▸ AIM:
Return all the data below as it stands, minus the pictures.

▸ RECORDS SUPPLIED:
========================
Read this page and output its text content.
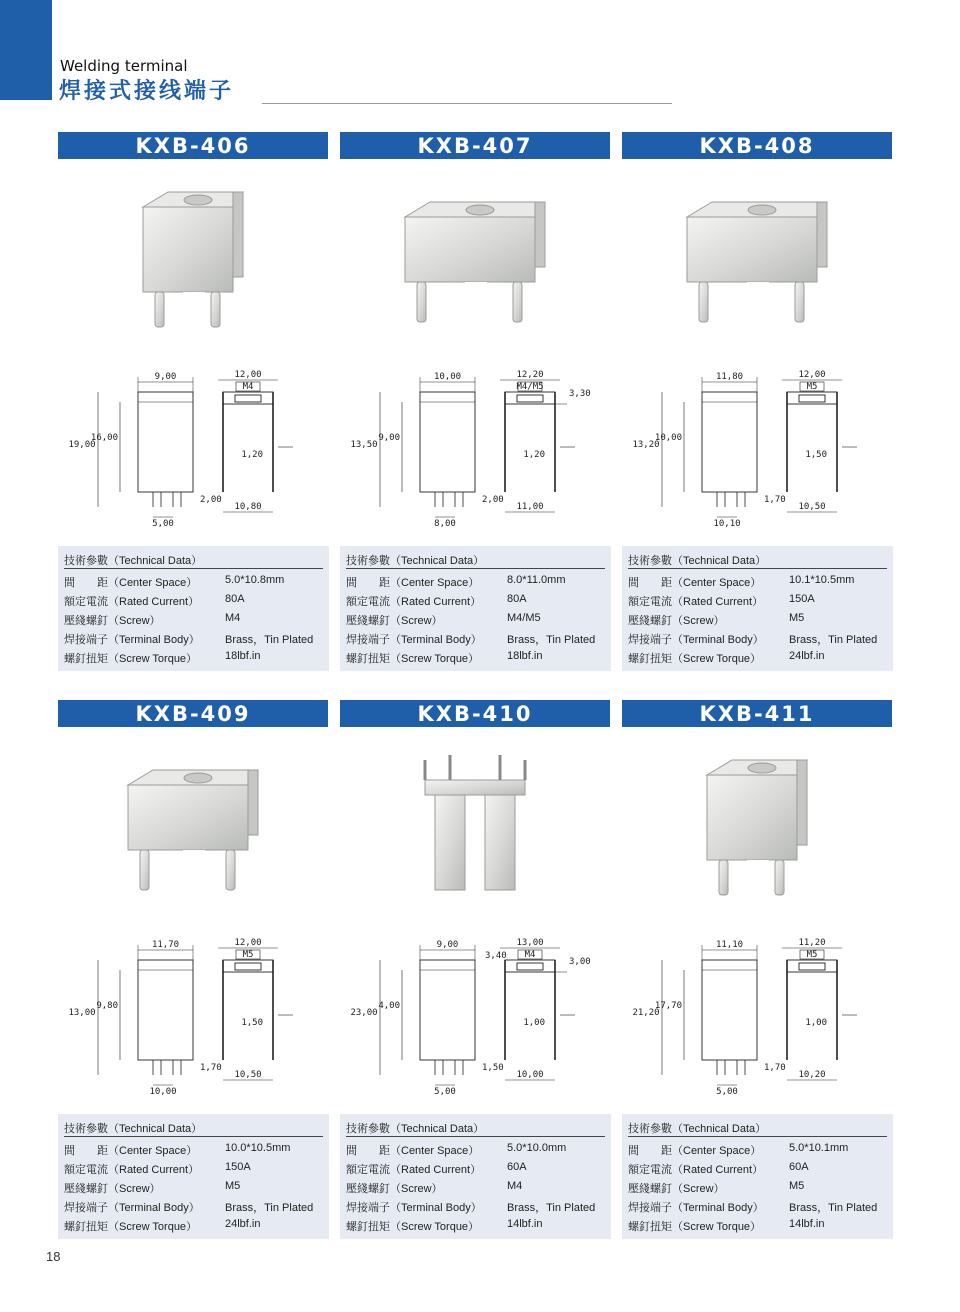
Welding terminal
焊接式接线端子
KXB-406
9,00
19,00
16,00
5,00
2,00
12,00
M4
1,20
10,80
技術參數（Technical Data）
間　　距（Center Space）	5.0*10.8mm
額定電流（Rated Current） 80A
壓綫螺釘（Screw）	M4
焊接端子（Terminal Body） Brass，Tin Plated
螺釘扭矩（Screw Torque）	18lbf.in
KXB-407
10,00
13,50
9,00
8,00
2,00
12,20
M4/M5
3,30
1,20
11,00
技術參數（Technical Data）
間　　距（Center Space）	8.0*11.0mm
額定電流（Rated Current） 80A
壓綫螺釘（Screw）	M4/M5
焊接端子（Terminal Body） Brass，Tin Plated
螺釘扭矩（Screw Torque）	18lbf.in
KXB-408
11,80
13,20
10,00
10,10
1,70
12,00
M5
1,50
10,50
技術參數（Technical Data）
間　　距（Center Space）	10.1*10.5mm
額定電流（Rated Current） 150A
壓綫螺釘（Screw）	M5
焊接端子（Terminal Body） Brass，Tin Plated
螺釘扭矩（Screw Torque）	24lbf.in
KXB-409
11,70
13,00
9,80
10,00
1,70
12,00
M5
1,50
10,50
技術參數（Technical Data）
間　　距（Center Space）	10.0*10.5mm
額定電流（Rated Current） 150A
壓綫螺釘（Screw）	M5
焊接端子（Terminal Body） Brass，Tin Plated
螺釘扭矩（Screw Torque）	24lbf.in
KXB-410
9,00
23,00
4,00
5,00
1,50
3,40
13,00
M4
3,00
1,00
10,00
技術參數（Technical Data）
間　　距（Center Space）	5.0*10.0mm
額定電流（Rated Current） 60A
壓綫螺釘（Screw）	M4
焊接端子（Terminal Body） Brass，Tin Plated
螺釘扭矩（Screw Torque）	14lbf.in
KXB-411
11,10
21,20
17,70
5,00
1,70
11,20
M5
1,00
10,20
技術參數（Technical Data）
間　　距（Center Space）	5.0*10.1mm
額定電流（Rated Current） 60A
壓綫螺釘（Screw）	M5
焊接端子（Terminal Body） Brass，Tin Plated
螺釘扭矩（Screw Torque）	14lbf.in
18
========================
▸ TASK RESULT:
Read this page and output its text content.
Welding terminal
焊接式接线端子
KXB-406
9,00
19,00
16,00
5,00
2,00
12,00
M4
1,20
10,80
技術參數（Technical Data）
間　　距（Center Space）	5.0*10.8mm
額定電流（Rated Current） 80A
壓綫螺釘（Screw）	M4
焊接端子（Terminal Body） Brass，Tin Plated
螺釘扭矩（Screw Torque）	18lbf.in
KXB-407
10,00
13,50
9,00
8,00
2,00
12,20
M4/M5
3,30
1,20
11,00
技術參數（Technical Data）
間　　距（Center Space）	8.0*11.0mm
額定電流（Rated Current） 80A
壓綫螺釘（Screw）	M4/M5
焊接端子（Terminal Body） Brass，Tin Plated
螺釘扭矩（Screw Torque）	18lbf.in
KXB-408
11,80
13,20
10,00
10,10
1,70
12,00
M5
1,50
10,50
技術參數（Technical Data）
間　　距（Center Space）	10.1*10.5mm
額定電流（Rated Current） 150A
壓綫螺釘（Screw）	M5
焊接端子（Terminal Body） Brass，Tin Plated
螺釘扭矩（Screw Torque）	24lbf.in
KXB-409
11,70
13,00
9,80
10,00
1,70
12,00
M5
1,50
10,50
技術參數（Technical Data）
間　　距（Center Space）	10.0*10.5mm
額定電流（Rated Current） 150A
壓綫螺釘（Screw）	M5
焊接端子（Terminal Body） Brass，Tin Plated
螺釘扭矩（Screw Torque）	24lbf.in
KXB-410
9,00
23,00
4,00
5,00
1,50
3,40
13,00
M4
3,00
1,00
10,00
技術參數（Technical Data）
間　　距（Center Space）	5.0*10.0mm
額定電流（Rated Current） 60A
壓綫螺釘（Screw）	M4
焊接端子（Terminal Body） Brass，Tin Plated
螺釘扭矩（Screw Torque）	14lbf.in
KXB-411
11,10
21,20
17,70
5,00
1,70
11,20
M5
1,00
10,20
技術參數（Technical Data）
間　　距（Center Space）	5.0*10.1mm
額定電流（Rated Current） 60A
壓綫螺釘（Screw）	M5
焊接端子（Terminal Body） Brass，Tin Plated
螺釘扭矩（Screw Torque）	14lbf.in
18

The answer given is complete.